— BEGIN Input data —

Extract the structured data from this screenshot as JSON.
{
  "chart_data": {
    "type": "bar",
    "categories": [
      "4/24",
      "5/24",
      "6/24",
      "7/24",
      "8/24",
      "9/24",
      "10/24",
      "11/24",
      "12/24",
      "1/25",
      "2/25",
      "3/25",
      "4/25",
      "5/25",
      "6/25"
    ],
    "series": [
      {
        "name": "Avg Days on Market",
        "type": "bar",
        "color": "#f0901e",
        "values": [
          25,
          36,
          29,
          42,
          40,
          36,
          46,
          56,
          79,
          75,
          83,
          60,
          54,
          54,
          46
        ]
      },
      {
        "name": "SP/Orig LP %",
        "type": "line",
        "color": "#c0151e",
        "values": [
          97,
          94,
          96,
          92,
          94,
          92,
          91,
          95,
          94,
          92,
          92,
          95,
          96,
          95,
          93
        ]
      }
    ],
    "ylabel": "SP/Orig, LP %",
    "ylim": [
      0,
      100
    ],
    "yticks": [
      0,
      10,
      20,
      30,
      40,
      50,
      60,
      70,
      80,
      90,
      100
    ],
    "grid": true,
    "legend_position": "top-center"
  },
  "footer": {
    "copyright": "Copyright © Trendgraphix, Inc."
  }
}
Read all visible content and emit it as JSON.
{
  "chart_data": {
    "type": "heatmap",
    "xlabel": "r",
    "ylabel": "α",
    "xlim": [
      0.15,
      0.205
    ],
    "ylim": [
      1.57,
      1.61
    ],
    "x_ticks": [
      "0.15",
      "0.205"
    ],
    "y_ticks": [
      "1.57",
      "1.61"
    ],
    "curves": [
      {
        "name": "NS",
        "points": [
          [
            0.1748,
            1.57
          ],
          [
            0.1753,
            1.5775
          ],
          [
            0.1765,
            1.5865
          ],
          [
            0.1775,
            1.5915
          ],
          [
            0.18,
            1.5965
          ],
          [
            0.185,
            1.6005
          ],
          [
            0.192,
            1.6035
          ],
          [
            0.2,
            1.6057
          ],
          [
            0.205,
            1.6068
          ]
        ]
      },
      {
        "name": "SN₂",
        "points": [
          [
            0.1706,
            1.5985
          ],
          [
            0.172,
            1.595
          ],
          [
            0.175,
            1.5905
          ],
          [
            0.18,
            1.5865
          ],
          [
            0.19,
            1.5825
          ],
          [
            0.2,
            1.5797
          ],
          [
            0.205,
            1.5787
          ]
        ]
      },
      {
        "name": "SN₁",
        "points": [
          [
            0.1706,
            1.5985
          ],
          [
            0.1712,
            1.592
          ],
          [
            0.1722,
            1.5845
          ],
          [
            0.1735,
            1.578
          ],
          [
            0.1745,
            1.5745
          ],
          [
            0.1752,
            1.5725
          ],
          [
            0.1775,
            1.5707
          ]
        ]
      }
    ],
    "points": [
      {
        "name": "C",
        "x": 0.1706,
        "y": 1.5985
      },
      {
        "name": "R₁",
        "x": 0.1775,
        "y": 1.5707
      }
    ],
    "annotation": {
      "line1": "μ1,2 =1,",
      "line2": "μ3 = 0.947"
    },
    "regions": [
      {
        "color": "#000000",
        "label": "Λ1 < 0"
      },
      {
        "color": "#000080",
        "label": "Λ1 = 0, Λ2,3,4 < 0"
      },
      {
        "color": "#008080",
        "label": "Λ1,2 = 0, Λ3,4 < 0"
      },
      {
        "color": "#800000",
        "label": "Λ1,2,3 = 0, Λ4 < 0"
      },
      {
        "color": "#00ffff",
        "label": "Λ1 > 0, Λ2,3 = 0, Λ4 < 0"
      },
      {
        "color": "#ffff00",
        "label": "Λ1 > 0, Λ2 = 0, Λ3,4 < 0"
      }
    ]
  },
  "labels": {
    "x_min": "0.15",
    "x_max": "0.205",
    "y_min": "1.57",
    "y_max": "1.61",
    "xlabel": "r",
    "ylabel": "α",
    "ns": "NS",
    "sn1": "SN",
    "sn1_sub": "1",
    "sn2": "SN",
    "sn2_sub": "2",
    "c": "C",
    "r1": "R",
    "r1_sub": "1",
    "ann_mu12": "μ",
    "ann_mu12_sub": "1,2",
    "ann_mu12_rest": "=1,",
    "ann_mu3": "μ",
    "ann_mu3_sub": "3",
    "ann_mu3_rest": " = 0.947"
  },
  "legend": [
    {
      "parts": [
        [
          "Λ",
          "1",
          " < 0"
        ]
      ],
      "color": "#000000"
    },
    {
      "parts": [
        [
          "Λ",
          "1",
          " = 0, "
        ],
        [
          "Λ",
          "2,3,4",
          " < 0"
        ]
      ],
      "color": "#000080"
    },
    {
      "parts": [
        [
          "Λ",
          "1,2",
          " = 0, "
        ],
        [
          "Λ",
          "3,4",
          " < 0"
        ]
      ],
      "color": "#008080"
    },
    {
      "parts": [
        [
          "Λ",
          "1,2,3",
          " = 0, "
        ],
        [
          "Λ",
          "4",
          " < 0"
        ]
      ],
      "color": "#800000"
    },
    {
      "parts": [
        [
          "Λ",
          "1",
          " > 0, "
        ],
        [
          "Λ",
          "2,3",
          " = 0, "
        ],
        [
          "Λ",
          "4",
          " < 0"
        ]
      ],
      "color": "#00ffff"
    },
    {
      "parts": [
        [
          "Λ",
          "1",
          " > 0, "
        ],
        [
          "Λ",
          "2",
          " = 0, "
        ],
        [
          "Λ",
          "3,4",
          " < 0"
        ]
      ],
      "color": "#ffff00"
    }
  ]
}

— END Input data —

Task to carry out:
Reproduce all of the data exactly as given.

Completed task:
Extract the structured data from this screenshot as JSON.
{
  "chart_data": {
    "type": "bar",
    "categories": [
      "4/24",
      "5/24",
      "6/24",
      "7/24",
      "8/24",
      "9/24",
      "10/24",
      "11/24",
      "12/24",
      "1/25",
      "2/25",
      "3/25",
      "4/25",
      "5/25",
      "6/25"
    ],
    "series": [
      {
        "name": "Avg Days on Market",
        "type": "bar",
        "color": "#f0901e",
        "values": [
          25,
          36,
          29,
          42,
          40,
          36,
          46,
          56,
          79,
          75,
          83,
          60,
          54,
          54,
          46
        ]
      },
      {
        "name": "SP/Orig LP %",
        "type": "line",
        "color": "#c0151e",
        "values": [
          97,
          94,
          96,
          92,
          94,
          92,
          91,
          95,
          94,
          92,
          92,
          95,
          96,
          95,
          93
        ]
      }
    ],
    "ylabel": "SP/Orig, LP %",
    "ylim": [
      0,
      100
    ],
    "yticks": [
      0,
      10,
      20,
      30,
      40,
      50,
      60,
      70,
      80,
      90,
      100
    ],
    "grid": true,
    "legend_position": "top-center"
  },
  "footer": {
    "copyright": "Copyright © Trendgraphix, Inc."
  }
}
Read all visible content and emit it as JSON.
{
  "chart_data": {
    "type": "heatmap",
    "xlabel": "r",
    "ylabel": "α",
    "xlim": [
      0.15,
      0.205
    ],
    "ylim": [
      1.57,
      1.61
    ],
    "x_ticks": [
      "0.15",
      "0.205"
    ],
    "y_ticks": [
      "1.57",
      "1.61"
    ],
    "curves": [
      {
        "name": "NS",
        "points": [
          [
            0.1748,
            1.57
          ],
          [
            0.1753,
            1.5775
          ],
          [
            0.1765,
            1.5865
          ],
          [
            0.1775,
            1.5915
          ],
          [
            0.18,
            1.5965
          ],
          [
            0.185,
            1.6005
          ],
          [
            0.192,
            1.6035
          ],
          [
            0.2,
            1.6057
          ],
          [
            0.205,
            1.6068
          ]
        ]
      },
      {
        "name": "SN₂",
        "points": [
          [
            0.1706,
            1.5985
          ],
          [
            0.172,
            1.595
          ],
          [
            0.175,
            1.5905
          ],
          [
            0.18,
            1.5865
          ],
          [
            0.19,
            1.5825
          ],
          [
            0.2,
            1.5797
          ],
          [
            0.205,
            1.5787
          ]
        ]
      },
      {
        "name": "SN₁",
        "points": [
          [
            0.1706,
            1.5985
          ],
          [
            0.1712,
            1.592
          ],
          [
            0.1722,
            1.5845
          ],
          [
            0.1735,
            1.578
          ],
          [
            0.1745,
            1.5745
          ],
          [
            0.1752,
            1.5725
          ],
          [
            0.1775,
            1.5707
          ]
        ]
      }
    ],
    "points": [
      {
        "name": "C",
        "x": 0.1706,
        "y": 1.5985
      },
      {
        "name": "R₁",
        "x": 0.1775,
        "y": 1.5707
      }
    ],
    "annotation": {
      "line1": "μ1,2 =1,",
      "line2": "μ3 = 0.947"
    },
    "regions": [
      {
        "color": "#000000",
        "label": "Λ1 < 0"
      },
      {
        "color": "#000080",
        "label": "Λ1 = 0, Λ2,3,4 < 0"
      },
      {
        "color": "#008080",
        "label": "Λ1,2 = 0, Λ3,4 < 0"
      },
      {
        "color": "#800000",
        "label": "Λ1,2,3 = 0, Λ4 < 0"
      },
      {
        "color": "#00ffff",
        "label": "Λ1 > 0, Λ2,3 = 0, Λ4 < 0"
      },
      {
        "color": "#ffff00",
        "label": "Λ1 > 0, Λ2 = 0, Λ3,4 < 0"
      }
    ]
  },
  "labels": {
    "x_min": "0.15",
    "x_max": "0.205",
    "y_min": "1.57",
    "y_max": "1.61",
    "xlabel": "r",
    "ylabel": "α",
    "ns": "NS",
    "sn1": "SN",
    "sn1_sub": "1",
    "sn2": "SN",
    "sn2_sub": "2",
    "c": "C",
    "r1": "R",
    "r1_sub": "1",
    "ann_mu12": "μ",
    "ann_mu12_sub": "1,2",
    "ann_mu12_rest": "=1,",
    "ann_mu3": "μ",
    "ann_mu3_sub": "3",
    "ann_mu3_rest": " = 0.947"
  },
  "legend": [
    {
      "parts": [
        [
          "Λ",
          "1",
          " < 0"
        ]
      ],
      "color": "#000000"
    },
    {
      "parts": [
        [
          "Λ",
          "1",
          " = 0, "
        ],
        [
          "Λ",
          "2,3,4",
          " < 0"
        ]
      ],
      "color": "#000080"
    },
    {
      "parts": [
        [
          "Λ",
          "1,2",
          " = 0, "
        ],
        [
          "Λ",
          "3,4",
          " < 0"
        ]
      ],
      "color": "#008080"
    },
    {
      "parts": [
        [
          "Λ",
          "1,2,3",
          " = 0, "
        ],
        [
          "Λ",
          "4",
          " < 0"
        ]
      ],
      "color": "#800000"
    },
    {
      "parts": [
        [
          "Λ",
          "1",
          " > 0, "
        ],
        [
          "Λ",
          "2,3",
          " = 0, "
        ],
        [
          "Λ",
          "4",
          " < 0"
        ]
      ],
      "color": "#00ffff"
    },
    {
      "parts": [
        [
          "Λ",
          "1",
          " > 0, "
        ],
        [
          "Λ",
          "2",
          " = 0, "
        ],
        [
          "Λ",
          "3,4",
          " < 0"
        ]
      ],
      "color": "#ffff00"
    }
  ]
}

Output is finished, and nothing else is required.